● **SET EXERCISE**
What is needed is an exact copy of the entries below, from the line that contains "Convert this document image to plain text." through the final line, both included, and nothing else.

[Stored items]
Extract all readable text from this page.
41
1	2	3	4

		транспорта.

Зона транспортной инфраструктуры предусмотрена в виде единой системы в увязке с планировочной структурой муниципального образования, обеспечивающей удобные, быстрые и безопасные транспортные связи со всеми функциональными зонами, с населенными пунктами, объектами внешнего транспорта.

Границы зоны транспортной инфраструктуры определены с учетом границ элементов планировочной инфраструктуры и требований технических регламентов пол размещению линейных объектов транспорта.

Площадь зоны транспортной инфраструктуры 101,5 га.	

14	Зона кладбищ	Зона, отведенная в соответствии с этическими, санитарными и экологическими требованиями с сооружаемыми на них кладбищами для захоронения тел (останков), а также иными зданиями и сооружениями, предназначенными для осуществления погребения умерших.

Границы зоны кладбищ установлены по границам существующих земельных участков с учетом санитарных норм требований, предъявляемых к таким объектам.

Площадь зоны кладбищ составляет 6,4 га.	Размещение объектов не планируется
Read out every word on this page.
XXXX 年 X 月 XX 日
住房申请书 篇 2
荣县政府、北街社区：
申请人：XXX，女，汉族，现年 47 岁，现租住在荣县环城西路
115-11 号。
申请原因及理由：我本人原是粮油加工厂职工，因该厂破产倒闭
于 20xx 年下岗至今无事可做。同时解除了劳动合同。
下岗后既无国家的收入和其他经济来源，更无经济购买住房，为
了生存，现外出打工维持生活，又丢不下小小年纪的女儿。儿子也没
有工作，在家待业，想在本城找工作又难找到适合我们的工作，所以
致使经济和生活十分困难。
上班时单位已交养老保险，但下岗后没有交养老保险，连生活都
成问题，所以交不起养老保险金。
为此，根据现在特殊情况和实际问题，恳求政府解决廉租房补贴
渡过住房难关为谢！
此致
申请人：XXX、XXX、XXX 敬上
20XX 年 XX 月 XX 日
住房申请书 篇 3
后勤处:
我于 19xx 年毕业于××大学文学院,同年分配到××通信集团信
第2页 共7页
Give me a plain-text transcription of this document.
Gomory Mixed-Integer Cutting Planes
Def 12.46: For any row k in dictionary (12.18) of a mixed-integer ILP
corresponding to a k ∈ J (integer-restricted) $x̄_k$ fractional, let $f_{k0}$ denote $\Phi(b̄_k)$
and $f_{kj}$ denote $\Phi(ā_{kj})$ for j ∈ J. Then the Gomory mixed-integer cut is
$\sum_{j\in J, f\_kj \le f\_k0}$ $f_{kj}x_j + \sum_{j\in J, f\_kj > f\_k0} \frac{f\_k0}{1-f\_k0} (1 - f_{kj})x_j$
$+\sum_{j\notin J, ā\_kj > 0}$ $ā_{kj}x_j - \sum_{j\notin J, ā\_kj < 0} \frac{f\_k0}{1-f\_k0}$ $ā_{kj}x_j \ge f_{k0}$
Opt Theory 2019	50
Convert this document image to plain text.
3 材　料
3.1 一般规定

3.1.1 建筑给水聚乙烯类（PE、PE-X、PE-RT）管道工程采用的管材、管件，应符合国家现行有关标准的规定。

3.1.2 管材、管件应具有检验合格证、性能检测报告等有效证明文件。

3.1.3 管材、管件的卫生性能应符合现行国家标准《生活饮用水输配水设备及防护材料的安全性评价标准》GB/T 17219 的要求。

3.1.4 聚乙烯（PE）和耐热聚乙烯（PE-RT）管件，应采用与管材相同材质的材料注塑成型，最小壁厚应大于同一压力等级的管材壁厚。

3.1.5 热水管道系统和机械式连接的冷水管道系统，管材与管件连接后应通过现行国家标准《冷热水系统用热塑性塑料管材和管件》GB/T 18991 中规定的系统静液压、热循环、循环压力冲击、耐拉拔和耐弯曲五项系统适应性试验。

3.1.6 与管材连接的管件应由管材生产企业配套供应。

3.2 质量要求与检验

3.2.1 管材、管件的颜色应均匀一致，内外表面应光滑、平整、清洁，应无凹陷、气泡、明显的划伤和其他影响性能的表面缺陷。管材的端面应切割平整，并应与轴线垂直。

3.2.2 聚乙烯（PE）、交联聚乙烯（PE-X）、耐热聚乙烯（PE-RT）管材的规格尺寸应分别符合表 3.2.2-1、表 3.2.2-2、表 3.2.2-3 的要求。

● **TASK RESULT**
Convert this document image to plain text.
3 材　料
3.1 一般规定

3.1.1 建筑给水聚乙烯类（PE、PE-X、PE-RT）管道工程采用的管材、管件，应符合国家现行有关标准的规定。

3.1.2 管材、管件应具有检验合格证、性能检测报告等有效证明文件。

3.1.3 管材、管件的卫生性能应符合现行国家标准《生活饮用水输配水设备及防护材料的安全性评价标准》GB/T 17219 的要求。

3.1.4 聚乙烯（PE）和耐热聚乙烯（PE-RT）管件，应采用与管材相同材质的材料注塑成型，最小壁厚应大于同一压力等级的管材壁厚。

3.1.5 热水管道系统和机械式连接的冷水管道系统，管材与管件连接后应通过现行国家标准《冷热水系统用热塑性塑料管材和管件》GB/T 18991 中规定的系统静液压、热循环、循环压力冲击、耐拉拔和耐弯曲五项系统适应性试验。

3.1.6 与管材连接的管件应由管材生产企业配套供应。

3.2 质量要求与检验

3.2.1 管材、管件的颜色应均匀一致，内外表面应光滑、平整、清洁，应无凹陷、气泡、明显的划伤和其他影响性能的表面缺陷。管材的端面应切割平整，并应与轴线垂直。

3.2.2 聚乙烯（PE）、交联聚乙烯（PE-X）、耐热聚乙烯（PE-RT）管材的规格尺寸应分别符合表 3.2.2-1、表 3.2.2-2、表 3.2.2-3 的要求。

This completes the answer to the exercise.